→ **Requirements**: Print all of the lines exactly. Any picture among them stays out.

→ **Data supplied**:
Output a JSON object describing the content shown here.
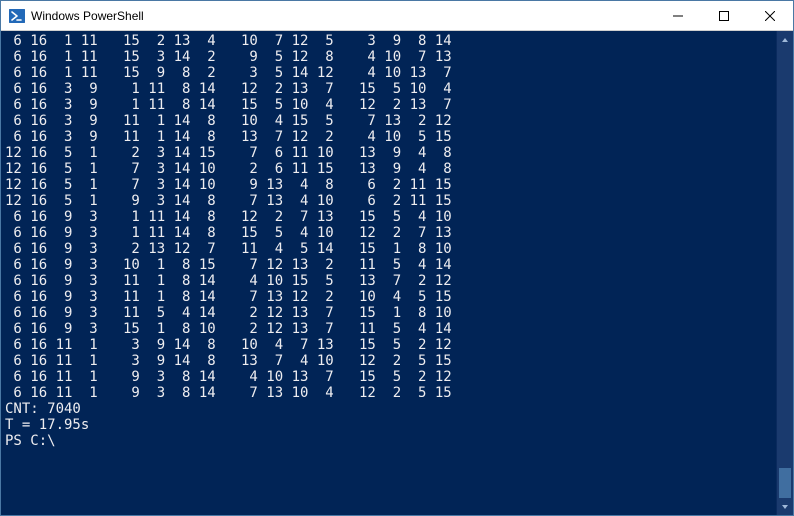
{
  "window": {
    "title": "Windows PowerShell"
  },
  "controls": {
    "minimize": "—",
    "maximize": "☐",
    "close": "✕"
  },
  "console": {
    "lines": [
      " 6 16  1 11   15  2 13  4   10  7 12  5    3  9  8 14",
      " 6 16  1 11   15  3 14  2    9  5 12  8    4 10  7 13",
      " 6 16  1 11   15  9  8  2    3  5 14 12    4 10 13  7",
      " 6 16  3  9    1 11  8 14   12  2 13  7   15  5 10  4",
      " 6 16  3  9    1 11  8 14   15  5 10  4   12  2 13  7",
      " 6 16  3  9   11  1 14  8   10  4 15  5    7 13  2 12",
      " 6 16  3  9   11  1 14  8   13  7 12  2    4 10  5 15",
      "12 16  5  1    2  3 14 15    7  6 11 10   13  9  4  8",
      "12 16  5  1    7  3 14 10    2  6 11 15   13  9  4  8",
      "12 16  5  1    7  3 14 10    9 13  4  8    6  2 11 15",
      "12 16  5  1    9  3 14  8    7 13  4 10    6  2 11 15",
      " 6 16  9  3    1 11 14  8   12  2  7 13   15  5  4 10",
      " 6 16  9  3    1 11 14  8   15  5  4 10   12  2  7 13",
      " 6 16  9  3    2 13 12  7   11  4  5 14   15  1  8 10",
      " 6 16  9  3   10  1  8 15    7 12 13  2   11  5  4 14",
      " 6 16  9  3   11  1  8 14    4 10 15  5   13  7  2 12",
      " 6 16  9  3   11  1  8 14    7 13 12  2   10  4  5 15",
      " 6 16  9  3   11  5  4 14    2 12 13  7   15  1  8 10",
      " 6 16  9  3   15  1  8 10    2 12 13  7   11  5  4 14",
      " 6 16 11  1    3  9 14  8   10  4  7 13   15  5  2 12",
      " 6 16 11  1    3  9 14  8   13  7  4 10   12  2  5 15",
      " 6 16 11  1    9  3  8 14    4 10 13  7   15  5  2 12",
      " 6 16 11  1    9  3  8 14    7 13 10  4   12  2  5 15",
      "CNT: 7040",
      "T = 17.95s",
      "PS C:\\"
    ]
  }
}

→ **Output of the task**:
Output a JSON object describing the content shown here.
{
  "window": {
    "title": "Windows PowerShell"
  },
  "controls": {
    "minimize": "—",
    "maximize": "☐",
    "close": "✕"
  },
  "console": {
    "lines": [
      " 6 16  1 11   15  2 13  4   10  7 12  5    3  9  8 14",
      " 6 16  1 11   15  3 14  2    9  5 12  8    4 10  7 13",
      " 6 16  1 11   15  9  8  2    3  5 14 12    4 10 13  7",
      " 6 16  3  9    1 11  8 14   12  2 13  7   15  5 10  4",
      " 6 16  3  9    1 11  8 14   15  5 10  4   12  2 13  7",
      " 6 16  3  9   11  1 14  8   10  4 15  5    7 13  2 12",
      " 6 16  3  9   11  1 14  8   13  7 12  2    4 10  5 15",
      "12 16  5  1    2  3 14 15    7  6 11 10   13  9  4  8",
      "12 16  5  1    7  3 14 10    2  6 11 15   13  9  4  8",
      "12 16  5  1    7  3 14 10    9 13  4  8    6  2 11 15",
      "12 16  5  1    9  3 14  8    7 13  4 10    6  2 11 15",
      " 6 16  9  3    1 11 14  8   12  2  7 13   15  5  4 10",
      " 6 16  9  3    1 11 14  8   15  5  4 10   12  2  7 13",
      " 6 16  9  3    2 13 12  7   11  4  5 14   15  1  8 10",
      " 6 16  9  3   10  1  8 15    7 12 13  2   11  5  4 14",
      " 6 16  9  3   11  1  8 14    4 10 15  5   13  7  2 12",
      " 6 16  9  3   11  1  8 14    7 13 12  2   10  4  5 15",
      " 6 16  9  3   11  5  4 14    2 12 13  7   15  1  8 10",
      " 6 16  9  3   15  1  8 10    2 12 13  7   11  5  4 14",
      " 6 16 11  1    3  9 14  8   10  4  7 13   15  5  2 12",
      " 6 16 11  1    3  9 14  8   13  7  4 10   12  2  5 15",
      " 6 16 11  1    9  3  8 14    4 10 13  7   15  5  2 12",
      " 6 16 11  1    9  3  8 14    7 13 10  4   12  2  5 15",
      "CNT: 7040",
      "T = 17.95s",
      "PS C:\\"
    ]
  }
}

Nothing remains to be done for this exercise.